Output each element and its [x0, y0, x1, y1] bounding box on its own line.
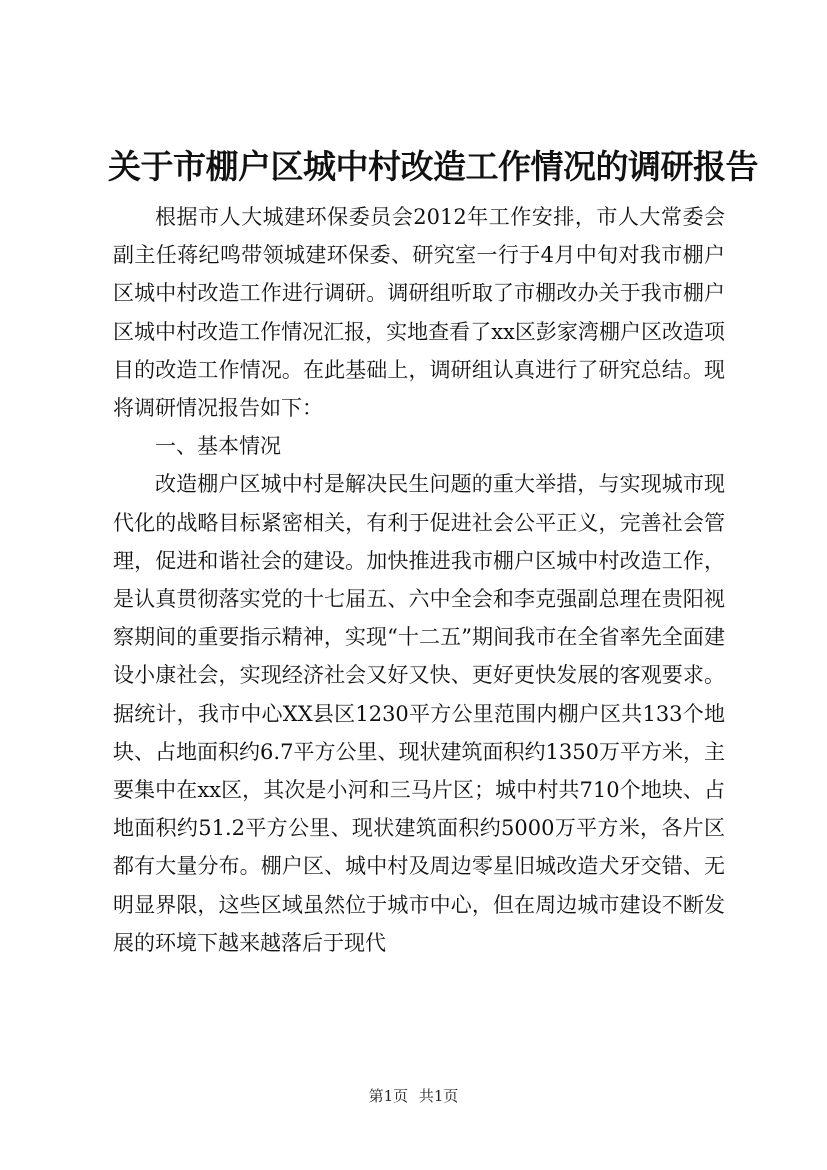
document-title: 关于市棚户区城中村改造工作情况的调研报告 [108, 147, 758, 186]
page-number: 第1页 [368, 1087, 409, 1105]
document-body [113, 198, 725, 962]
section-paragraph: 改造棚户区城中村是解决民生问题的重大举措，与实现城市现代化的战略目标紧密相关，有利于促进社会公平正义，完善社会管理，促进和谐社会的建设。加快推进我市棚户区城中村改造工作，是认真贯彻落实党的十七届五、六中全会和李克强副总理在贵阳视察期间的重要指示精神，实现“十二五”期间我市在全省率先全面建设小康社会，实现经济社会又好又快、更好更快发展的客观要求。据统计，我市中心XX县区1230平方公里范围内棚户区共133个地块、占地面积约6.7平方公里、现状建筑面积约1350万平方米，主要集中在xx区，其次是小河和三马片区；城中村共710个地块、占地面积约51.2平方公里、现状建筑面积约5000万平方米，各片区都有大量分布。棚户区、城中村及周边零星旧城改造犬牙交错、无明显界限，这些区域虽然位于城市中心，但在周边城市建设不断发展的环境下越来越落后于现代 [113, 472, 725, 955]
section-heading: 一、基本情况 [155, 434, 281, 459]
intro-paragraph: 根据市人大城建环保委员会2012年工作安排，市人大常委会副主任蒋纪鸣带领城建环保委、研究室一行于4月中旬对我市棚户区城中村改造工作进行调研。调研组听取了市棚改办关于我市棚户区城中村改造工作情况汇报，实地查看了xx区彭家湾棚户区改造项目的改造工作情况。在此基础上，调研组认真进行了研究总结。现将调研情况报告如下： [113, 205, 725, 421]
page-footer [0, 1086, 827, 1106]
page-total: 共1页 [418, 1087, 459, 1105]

•••••

> SET EXERCISE:
Turn the lines of the records above into a numbered list, with blank lines and pictures left out.

> FULL RESPONSE:
1. Output each element and its [x0, y0, x1, y1] bounding box on its own line.
2. document-title: 关于市棚户区城中村改造工作情况的调研报告 [108, 147, 758, 186]
3. page-number: 第1页 [368, 1087, 409, 1105]
4. document-body [113, 198, 725, 962]
5. section-paragraph: 改造棚户区城中村是解决民生问题的重大举措，与实现城市现代化的战略目标紧密相关，有利于促进社会公平正义，完善社会管理，促进和谐社会的建设。加快推进我市棚户区城中村改造工作，是认真贯彻落实党的十七届五、六中全会和李克强副总理在贵阳视察期间的重要指示精神，实现“十二五”期间我市在全省率先全面建设小康社会，实现经济社会又好又快、更好更快发展的客观要求。据统计，我市中心XX县区1230平方公里范围内棚户区共133个地块、占地面积约6.7平方公里、现状建筑面积约1350万平方米，主要集中在xx区，其次是小河和三马片区；城中村共710个地块、占地面积约51.2平方公里、现状建筑面积约5000万平方米，各片区都有大量分布。棚户区、城中村及周边零星旧城改造犬牙交错、无明显界限，这些区域虽然位于城市中心，但在周边城市建设不断发展的环境下越来越落后于现代 [113, 472, 725, 955]
6. section-heading: 一、基本情况 [155, 434, 281, 459]
7. intro-paragraph: 根据市人大城建环保委员会2012年工作安排，市人大常委会副主任蒋纪鸣带领城建环保委、研究室一行于4月中旬对我市棚户区城中村改造工作进行调研。调研组听取了市棚改办关于我市棚户区城中村改造工作情况汇报，实地查看了xx区彭家湾棚户区改造项目的改造工作情况。在此基础上，调研组认真进行了研究总结。现将调研情况报告如下： [113, 205, 725, 421]
8. page-footer [0, 1086, 827, 1106]
9. page-total: 共1页 [418, 1087, 459, 1105]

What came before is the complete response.